-- start Records --

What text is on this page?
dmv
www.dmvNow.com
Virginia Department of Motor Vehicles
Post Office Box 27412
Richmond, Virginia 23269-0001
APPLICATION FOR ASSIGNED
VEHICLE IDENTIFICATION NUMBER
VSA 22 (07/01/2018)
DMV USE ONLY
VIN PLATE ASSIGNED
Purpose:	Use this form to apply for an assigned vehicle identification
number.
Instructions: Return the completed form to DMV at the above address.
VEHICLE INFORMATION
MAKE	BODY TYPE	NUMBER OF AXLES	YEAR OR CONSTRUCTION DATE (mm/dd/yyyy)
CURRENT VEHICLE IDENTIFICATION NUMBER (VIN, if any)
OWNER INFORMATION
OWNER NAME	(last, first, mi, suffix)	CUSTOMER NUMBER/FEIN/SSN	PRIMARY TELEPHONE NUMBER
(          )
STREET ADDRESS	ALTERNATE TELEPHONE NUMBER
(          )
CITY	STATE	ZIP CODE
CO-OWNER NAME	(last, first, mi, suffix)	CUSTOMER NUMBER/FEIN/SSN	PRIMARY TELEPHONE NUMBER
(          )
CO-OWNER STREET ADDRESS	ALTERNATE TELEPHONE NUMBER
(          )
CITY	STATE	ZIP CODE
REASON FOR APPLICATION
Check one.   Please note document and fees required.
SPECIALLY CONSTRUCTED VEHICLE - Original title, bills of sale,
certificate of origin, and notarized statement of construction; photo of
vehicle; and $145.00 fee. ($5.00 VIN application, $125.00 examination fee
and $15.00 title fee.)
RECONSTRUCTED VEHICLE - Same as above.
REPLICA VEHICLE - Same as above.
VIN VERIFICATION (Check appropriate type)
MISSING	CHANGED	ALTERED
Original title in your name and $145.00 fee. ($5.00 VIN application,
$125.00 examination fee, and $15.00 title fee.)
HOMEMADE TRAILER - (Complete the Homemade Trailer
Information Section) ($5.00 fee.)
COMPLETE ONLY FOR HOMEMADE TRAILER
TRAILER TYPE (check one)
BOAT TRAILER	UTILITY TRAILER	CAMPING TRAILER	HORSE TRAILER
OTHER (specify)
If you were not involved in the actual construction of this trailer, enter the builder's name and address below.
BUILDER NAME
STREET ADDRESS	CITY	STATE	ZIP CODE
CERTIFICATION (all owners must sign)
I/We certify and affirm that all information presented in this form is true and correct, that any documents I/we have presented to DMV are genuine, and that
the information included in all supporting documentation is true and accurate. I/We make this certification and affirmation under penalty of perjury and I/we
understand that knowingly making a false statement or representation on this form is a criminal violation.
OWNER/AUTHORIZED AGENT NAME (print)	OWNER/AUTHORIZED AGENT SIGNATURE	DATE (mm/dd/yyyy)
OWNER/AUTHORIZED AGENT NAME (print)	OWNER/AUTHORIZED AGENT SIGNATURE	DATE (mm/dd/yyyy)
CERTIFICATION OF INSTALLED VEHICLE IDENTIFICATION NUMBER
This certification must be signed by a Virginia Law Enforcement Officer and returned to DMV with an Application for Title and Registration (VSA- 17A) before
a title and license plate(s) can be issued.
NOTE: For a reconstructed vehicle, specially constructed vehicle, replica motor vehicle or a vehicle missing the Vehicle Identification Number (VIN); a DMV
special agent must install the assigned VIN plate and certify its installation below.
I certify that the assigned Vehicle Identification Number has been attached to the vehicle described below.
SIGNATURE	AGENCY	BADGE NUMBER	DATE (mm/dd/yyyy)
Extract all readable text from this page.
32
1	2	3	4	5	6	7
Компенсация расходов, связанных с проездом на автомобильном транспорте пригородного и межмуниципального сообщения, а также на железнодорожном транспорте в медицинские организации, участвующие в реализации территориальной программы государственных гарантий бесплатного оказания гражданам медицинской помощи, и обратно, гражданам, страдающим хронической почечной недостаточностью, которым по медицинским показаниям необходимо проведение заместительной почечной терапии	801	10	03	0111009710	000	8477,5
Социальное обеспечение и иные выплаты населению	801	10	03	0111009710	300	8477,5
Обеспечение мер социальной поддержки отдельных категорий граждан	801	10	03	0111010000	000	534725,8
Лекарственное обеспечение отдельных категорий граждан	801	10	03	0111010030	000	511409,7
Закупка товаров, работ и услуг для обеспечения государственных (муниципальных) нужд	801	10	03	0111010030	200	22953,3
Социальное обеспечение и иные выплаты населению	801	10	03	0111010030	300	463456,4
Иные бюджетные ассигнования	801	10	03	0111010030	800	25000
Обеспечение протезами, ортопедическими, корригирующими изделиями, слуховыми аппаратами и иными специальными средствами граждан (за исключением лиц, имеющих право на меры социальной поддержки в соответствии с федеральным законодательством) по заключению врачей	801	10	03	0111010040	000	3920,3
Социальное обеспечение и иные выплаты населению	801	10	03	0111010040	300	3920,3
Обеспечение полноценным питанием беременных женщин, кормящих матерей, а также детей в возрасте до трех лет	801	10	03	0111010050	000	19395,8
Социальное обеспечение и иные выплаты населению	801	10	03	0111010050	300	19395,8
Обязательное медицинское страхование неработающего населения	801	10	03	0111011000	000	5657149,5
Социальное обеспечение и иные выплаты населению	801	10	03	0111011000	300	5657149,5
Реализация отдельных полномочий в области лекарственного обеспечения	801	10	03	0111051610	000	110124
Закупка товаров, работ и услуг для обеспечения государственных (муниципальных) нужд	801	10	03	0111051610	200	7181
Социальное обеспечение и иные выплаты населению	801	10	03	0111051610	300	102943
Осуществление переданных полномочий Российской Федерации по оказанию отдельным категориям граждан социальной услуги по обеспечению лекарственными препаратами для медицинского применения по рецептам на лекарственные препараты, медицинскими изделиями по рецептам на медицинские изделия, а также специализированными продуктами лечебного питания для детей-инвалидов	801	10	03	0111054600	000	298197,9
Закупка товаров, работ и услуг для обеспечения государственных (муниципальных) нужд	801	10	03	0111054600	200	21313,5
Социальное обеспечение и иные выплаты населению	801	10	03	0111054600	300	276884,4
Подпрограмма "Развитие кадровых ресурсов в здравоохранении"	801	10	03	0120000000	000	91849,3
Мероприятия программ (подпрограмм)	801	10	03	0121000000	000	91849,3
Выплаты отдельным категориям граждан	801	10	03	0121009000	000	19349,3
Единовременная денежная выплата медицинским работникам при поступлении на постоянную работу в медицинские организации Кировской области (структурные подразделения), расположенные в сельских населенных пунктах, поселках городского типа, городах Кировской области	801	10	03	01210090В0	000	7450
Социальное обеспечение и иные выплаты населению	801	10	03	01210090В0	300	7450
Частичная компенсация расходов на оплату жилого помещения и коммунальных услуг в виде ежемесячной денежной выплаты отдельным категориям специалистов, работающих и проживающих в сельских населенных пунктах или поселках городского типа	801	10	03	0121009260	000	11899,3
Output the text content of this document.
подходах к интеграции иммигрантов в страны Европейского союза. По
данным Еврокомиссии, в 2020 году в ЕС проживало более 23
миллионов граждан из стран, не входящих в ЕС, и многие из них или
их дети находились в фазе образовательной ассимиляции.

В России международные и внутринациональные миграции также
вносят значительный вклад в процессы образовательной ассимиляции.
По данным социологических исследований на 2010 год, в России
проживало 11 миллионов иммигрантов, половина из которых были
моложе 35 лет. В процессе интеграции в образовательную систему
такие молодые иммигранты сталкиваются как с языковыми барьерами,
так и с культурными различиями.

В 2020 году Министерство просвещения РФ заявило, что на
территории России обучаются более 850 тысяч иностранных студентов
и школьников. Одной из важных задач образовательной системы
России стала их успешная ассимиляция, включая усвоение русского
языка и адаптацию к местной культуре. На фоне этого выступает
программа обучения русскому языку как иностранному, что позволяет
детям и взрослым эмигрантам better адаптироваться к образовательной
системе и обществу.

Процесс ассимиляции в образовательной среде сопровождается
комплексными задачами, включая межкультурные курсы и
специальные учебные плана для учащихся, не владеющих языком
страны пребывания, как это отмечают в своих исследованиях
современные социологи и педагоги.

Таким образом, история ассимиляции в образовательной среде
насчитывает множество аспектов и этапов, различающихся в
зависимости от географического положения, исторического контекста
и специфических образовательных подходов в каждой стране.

-- end Records --

*Work to complete*
Extract all lines containing the word "DATE".

*Reply to the exercise*
MAKE	BODY TYPE	NUMBER OF AXLES	YEAR OR CONSTRUCTION DATE (mm/dd/yyyy)
OWNER/AUTHORIZED AGENT NAME (print)	OWNER/AUTHORIZED AGENT SIGNATURE	DATE (mm/dd/yyyy)
OWNER/AUTHORIZED AGENT NAME (print)	OWNER/AUTHORIZED AGENT SIGNATURE	DATE (mm/dd/yyyy)
SIGNATURE	AGENCY	BADGE NUMBER	DATE (mm/dd/yyyy)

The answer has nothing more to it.